Stored entries:
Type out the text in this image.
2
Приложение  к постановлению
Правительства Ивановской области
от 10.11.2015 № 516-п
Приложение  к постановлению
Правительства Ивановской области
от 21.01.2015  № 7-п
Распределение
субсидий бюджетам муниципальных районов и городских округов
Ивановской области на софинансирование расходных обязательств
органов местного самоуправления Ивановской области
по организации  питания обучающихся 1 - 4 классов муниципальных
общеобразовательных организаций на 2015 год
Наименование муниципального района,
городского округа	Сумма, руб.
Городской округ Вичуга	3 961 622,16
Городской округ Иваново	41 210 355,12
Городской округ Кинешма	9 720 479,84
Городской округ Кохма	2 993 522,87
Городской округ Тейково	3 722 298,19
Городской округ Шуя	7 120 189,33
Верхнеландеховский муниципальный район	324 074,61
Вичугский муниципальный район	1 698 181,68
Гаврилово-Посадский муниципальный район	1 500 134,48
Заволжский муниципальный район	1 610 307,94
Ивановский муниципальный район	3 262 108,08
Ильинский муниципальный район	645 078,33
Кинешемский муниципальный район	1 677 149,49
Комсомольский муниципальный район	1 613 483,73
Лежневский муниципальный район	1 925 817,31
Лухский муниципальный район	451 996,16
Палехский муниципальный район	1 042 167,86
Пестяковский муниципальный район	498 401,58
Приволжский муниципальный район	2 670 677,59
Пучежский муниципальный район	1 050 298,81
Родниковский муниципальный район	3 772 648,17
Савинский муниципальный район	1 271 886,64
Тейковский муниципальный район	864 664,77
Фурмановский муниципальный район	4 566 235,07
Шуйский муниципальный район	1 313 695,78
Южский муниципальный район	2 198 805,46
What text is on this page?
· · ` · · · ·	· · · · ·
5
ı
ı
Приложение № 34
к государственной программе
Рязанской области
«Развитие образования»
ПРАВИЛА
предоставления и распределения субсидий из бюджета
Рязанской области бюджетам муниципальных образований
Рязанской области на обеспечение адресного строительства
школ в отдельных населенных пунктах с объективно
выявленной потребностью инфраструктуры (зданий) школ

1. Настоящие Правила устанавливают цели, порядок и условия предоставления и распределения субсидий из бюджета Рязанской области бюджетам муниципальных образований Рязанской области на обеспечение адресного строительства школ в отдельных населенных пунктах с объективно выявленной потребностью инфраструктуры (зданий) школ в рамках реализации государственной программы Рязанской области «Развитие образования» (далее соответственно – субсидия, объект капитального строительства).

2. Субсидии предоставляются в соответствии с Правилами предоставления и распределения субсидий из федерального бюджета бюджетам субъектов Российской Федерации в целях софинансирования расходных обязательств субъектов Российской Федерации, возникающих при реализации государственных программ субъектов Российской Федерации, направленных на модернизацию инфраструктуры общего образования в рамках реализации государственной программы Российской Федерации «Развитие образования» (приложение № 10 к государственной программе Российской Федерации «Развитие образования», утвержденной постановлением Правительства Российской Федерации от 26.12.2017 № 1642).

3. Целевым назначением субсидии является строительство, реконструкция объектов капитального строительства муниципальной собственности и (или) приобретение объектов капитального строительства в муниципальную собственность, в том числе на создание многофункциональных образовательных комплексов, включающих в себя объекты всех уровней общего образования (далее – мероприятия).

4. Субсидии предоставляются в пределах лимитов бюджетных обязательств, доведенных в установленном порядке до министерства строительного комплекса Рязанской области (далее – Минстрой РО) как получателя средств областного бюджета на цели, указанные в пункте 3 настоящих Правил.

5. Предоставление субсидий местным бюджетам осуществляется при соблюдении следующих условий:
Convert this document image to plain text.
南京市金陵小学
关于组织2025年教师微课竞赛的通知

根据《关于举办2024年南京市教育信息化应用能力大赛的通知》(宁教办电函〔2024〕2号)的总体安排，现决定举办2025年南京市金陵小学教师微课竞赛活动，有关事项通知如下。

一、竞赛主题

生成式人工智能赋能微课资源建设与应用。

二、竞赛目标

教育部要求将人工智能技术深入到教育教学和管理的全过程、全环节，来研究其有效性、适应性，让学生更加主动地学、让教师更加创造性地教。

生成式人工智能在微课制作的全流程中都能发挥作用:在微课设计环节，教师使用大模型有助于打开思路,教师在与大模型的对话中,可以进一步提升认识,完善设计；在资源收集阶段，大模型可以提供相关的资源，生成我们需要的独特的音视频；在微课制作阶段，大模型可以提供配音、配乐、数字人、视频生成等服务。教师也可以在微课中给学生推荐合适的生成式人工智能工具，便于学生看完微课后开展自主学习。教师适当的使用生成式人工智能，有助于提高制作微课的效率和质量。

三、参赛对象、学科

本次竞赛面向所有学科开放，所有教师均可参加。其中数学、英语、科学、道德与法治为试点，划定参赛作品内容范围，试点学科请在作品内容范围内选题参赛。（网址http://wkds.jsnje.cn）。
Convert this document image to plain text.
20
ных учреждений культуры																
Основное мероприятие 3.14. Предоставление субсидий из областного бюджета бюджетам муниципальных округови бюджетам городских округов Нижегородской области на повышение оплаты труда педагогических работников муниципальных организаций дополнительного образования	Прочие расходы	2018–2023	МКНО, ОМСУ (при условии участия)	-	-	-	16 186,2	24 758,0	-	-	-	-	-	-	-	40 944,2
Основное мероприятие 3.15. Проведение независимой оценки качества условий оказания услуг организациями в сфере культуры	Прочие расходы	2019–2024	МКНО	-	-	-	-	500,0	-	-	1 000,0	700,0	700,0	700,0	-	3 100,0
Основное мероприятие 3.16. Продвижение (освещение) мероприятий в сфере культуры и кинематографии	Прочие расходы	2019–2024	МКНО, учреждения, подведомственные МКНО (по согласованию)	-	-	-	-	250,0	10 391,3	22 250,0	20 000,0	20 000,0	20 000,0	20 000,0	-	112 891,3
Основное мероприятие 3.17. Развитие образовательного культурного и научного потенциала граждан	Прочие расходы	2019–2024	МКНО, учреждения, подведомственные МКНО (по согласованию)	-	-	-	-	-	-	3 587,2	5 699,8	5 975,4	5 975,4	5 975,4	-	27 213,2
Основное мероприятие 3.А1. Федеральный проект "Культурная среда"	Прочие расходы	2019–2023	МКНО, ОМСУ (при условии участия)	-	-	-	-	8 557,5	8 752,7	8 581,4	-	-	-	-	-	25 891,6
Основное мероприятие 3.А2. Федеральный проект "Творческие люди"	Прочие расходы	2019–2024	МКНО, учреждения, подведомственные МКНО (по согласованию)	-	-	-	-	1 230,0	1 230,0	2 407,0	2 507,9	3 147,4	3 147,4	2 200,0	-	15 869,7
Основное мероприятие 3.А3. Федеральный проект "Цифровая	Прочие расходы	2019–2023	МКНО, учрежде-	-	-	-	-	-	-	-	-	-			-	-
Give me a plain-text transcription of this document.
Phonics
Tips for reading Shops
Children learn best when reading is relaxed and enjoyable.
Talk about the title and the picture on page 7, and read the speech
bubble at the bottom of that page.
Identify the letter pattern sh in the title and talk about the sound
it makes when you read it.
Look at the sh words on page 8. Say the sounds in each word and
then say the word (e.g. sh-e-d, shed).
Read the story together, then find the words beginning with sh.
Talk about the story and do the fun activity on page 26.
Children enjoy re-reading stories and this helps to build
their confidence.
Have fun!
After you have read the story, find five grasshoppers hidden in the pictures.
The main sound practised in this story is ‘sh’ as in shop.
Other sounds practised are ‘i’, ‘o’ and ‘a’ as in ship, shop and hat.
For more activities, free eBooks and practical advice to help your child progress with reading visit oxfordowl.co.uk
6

** Exercise goal **
Output the entries exactly.

** Full answer **
Type out the text in this image.
2
Приложение  к постановлению
Правительства Ивановской области
от 10.11.2015 № 516-п
Приложение  к постановлению
Правительства Ивановской области
от 21.01.2015  № 7-п
Распределение
субсидий бюджетам муниципальных районов и городских округов
Ивановской области на софинансирование расходных обязательств
органов местного самоуправления Ивановской области
по организации  питания обучающихся 1 - 4 классов муниципальных
общеобразовательных организаций на 2015 год
Наименование муниципального района,
городского округа	Сумма, руб.
Городской округ Вичуга	3 961 622,16
Городской округ Иваново	41 210 355,12
Городской округ Кинешма	9 720 479,84
Городской округ Кохма	2 993 522,87
Городской округ Тейково	3 722 298,19
Городской округ Шуя	7 120 189,33
Верхнеландеховский муниципальный район	324 074,61
Вичугский муниципальный район	1 698 181,68
Гаврилово-Посадский муниципальный район	1 500 134,48
Заволжский муниципальный район	1 610 307,94
Ивановский муниципальный район	3 262 108,08
Ильинский муниципальный район	645 078,33
Кинешемский муниципальный район	1 677 149,49
Комсомольский муниципальный район	1 613 483,73
Лежневский муниципальный район	1 925 817,31
Лухский муниципальный район	451 996,16
Палехский муниципальный район	1 042 167,86
Пестяковский муниципальный район	498 401,58
Приволжский муниципальный район	2 670 677,59
Пучежский муниципальный район	1 050 298,81
Родниковский муниципальный район	3 772 648,17
Савинский муниципальный район	1 271 886,64
Тейковский муниципальный район	864 664,77
Фурмановский муниципальный район	4 566 235,07
Шуйский муниципальный район	1 313 695,78
Южский муниципальный район	2 198 805,46
What text is on this page?
· · ` · · · ·	· · · · ·
5
ı
ı
Приложение № 34
к государственной программе
Рязанской области
«Развитие образования»
ПРАВИЛА
предоставления и распределения субсидий из бюджета
Рязанской области бюджетам муниципальных образований
Рязанской области на обеспечение адресного строительства
школ в отдельных населенных пунктах с объективно
выявленной потребностью инфраструктуры (зданий) школ

1. Настоящие Правила устанавливают цели, порядок и условия предоставления и распределения субсидий из бюджета Рязанской области бюджетам муниципальных образований Рязанской области на обеспечение адресного строительства школ в отдельных населенных пунктах с объективно выявленной потребностью инфраструктуры (зданий) школ в рамках реализации государственной программы Рязанской области «Развитие образования» (далее соответственно – субсидия, объект капитального строительства).

2. Субсидии предоставляются в соответствии с Правилами предоставления и распределения субсидий из федерального бюджета бюджетам субъектов Российской Федерации в целях софинансирования расходных обязательств субъектов Российской Федерации, возникающих при реализации государственных программ субъектов Российской Федерации, направленных на модернизацию инфраструктуры общего образования в рамках реализации государственной программы Российской Федерации «Развитие образования» (приложение № 10 к государственной программе Российской Федерации «Развитие образования», утвержденной постановлением Правительства Российской Федерации от 26.12.2017 № 1642).

3. Целевым назначением субсидии является строительство, реконструкция объектов капитального строительства муниципальной собственности и (или) приобретение объектов капитального строительства в муниципальную собственность, в том числе на создание многофункциональных образовательных комплексов, включающих в себя объекты всех уровней общего образования (далее – мероприятия).

4. Субсидии предоставляются в пределах лимитов бюджетных обязательств, доведенных в установленном порядке до министерства строительного комплекса Рязанской области (далее – Минстрой РО) как получателя средств областного бюджета на цели, указанные в пункте 3 настоящих Правил.

5. Предоставление субсидий местным бюджетам осуществляется при соблюдении следующих условий:
Convert this document image to plain text.
南京市金陵小学
关于组织2025年教师微课竞赛的通知

根据《关于举办2024年南京市教育信息化应用能力大赛的通知》(宁教办电函〔2024〕2号)的总体安排，现决定举办2025年南京市金陵小学教师微课竞赛活动，有关事项通知如下。

一、竞赛主题

生成式人工智能赋能微课资源建设与应用。

二、竞赛目标

教育部要求将人工智能技术深入到教育教学和管理的全过程、全环节，来研究其有效性、适应性，让学生更加主动地学、让教师更加创造性地教。

生成式人工智能在微课制作的全流程中都能发挥作用:在微课设计环节，教师使用大模型有助于打开思路,教师在与大模型的对话中,可以进一步提升认识,完善设计；在资源收集阶段，大模型可以提供相关的资源，生成我们需要的独特的音视频；在微课制作阶段，大模型可以提供配音、配乐、数字人、视频生成等服务。教师也可以在微课中给学生推荐合适的生成式人工智能工具，便于学生看完微课后开展自主学习。教师适当的使用生成式人工智能，有助于提高制作微课的效率和质量。

三、参赛对象、学科

本次竞赛面向所有学科开放，所有教师均可参加。其中数学、英语、科学、道德与法治为试点，划定参赛作品内容范围，试点学科请在作品内容范围内选题参赛。（网址http://wkds.jsnje.cn）。
Convert this document image to plain text.
20
ных учреждений культуры																
Основное мероприятие 3.14. Предоставление субсидий из областного бюджета бюджетам муниципальных округови бюджетам городских округов Нижегородской области на повышение оплаты труда педагогических работников муниципальных организаций дополнительного образования	Прочие расходы	2018–2023	МКНО, ОМСУ (при условии участия)	-	-	-	16 186,2	24 758,0	-	-	-	-	-	-	-	40 944,2
Основное мероприятие 3.15. Проведение независимой оценки качества условий оказания услуг организациями в сфере культуры	Прочие расходы	2019–2024	МКНО	-	-	-	-	500,0	-	-	1 000,0	700,0	700,0	700,0	-	3 100,0
Основное мероприятие 3.16. Продвижение (освещение) мероприятий в сфере культуры и кинематографии	Прочие расходы	2019–2024	МКНО, учреждения, подведомственные МКНО (по согласованию)	-	-	-	-	250,0	10 391,3	22 250,0	20 000,0	20 000,0	20 000,0	20 000,0	-	112 891,3
Основное мероприятие 3.17. Развитие образовательного культурного и научного потенциала граждан	Прочие расходы	2019–2024	МКНО, учреждения, подведомственные МКНО (по согласованию)	-	-	-	-	-	-	3 587,2	5 699,8	5 975,4	5 975,4	5 975,4	-	27 213,2
Основное мероприятие 3.А1. Федеральный проект "Культурная среда"	Прочие расходы	2019–2023	МКНО, ОМСУ (при условии участия)	-	-	-	-	8 557,5	8 752,7	8 581,4	-	-	-	-	-	25 891,6
Основное мероприятие 3.А2. Федеральный проект "Творческие люди"	Прочие расходы	2019–2024	МКНО, учреждения, подведомственные МКНО (по согласованию)	-	-	-	-	1 230,0	1 230,0	2 407,0	2 507,9	3 147,4	3 147,4	2 200,0	-	15 869,7
Основное мероприятие 3.А3. Федеральный проект "Цифровая	Прочие расходы	2019–2023	МКНО, учрежде-	-	-	-	-	-	-	-	-	-			-	-
Give me a plain-text transcription of this document.
Phonics
Tips for reading Shops
Children learn best when reading is relaxed and enjoyable.
Talk about the title and the picture on page 7, and read the speech
bubble at the bottom of that page.
Identify the letter pattern sh in the title and talk about the sound
it makes when you read it.
Look at the sh words on page 8. Say the sounds in each word and
then say the word (e.g. sh-e-d, shed).
Read the story together, then find the words beginning with sh.
Talk about the story and do the fun activity on page 26.
Children enjoy re-reading stories and this helps to build
their confidence.
Have fun!
After you have read the story, find five grasshoppers hidden in the pictures.
The main sound practised in this story is ‘sh’ as in shop.
Other sounds practised are ‘i’, ‘o’ and ‘a’ as in ship, shop and hat.
For more activities, free eBooks and practical advice to help your child progress with reading visit oxfordowl.co.uk
6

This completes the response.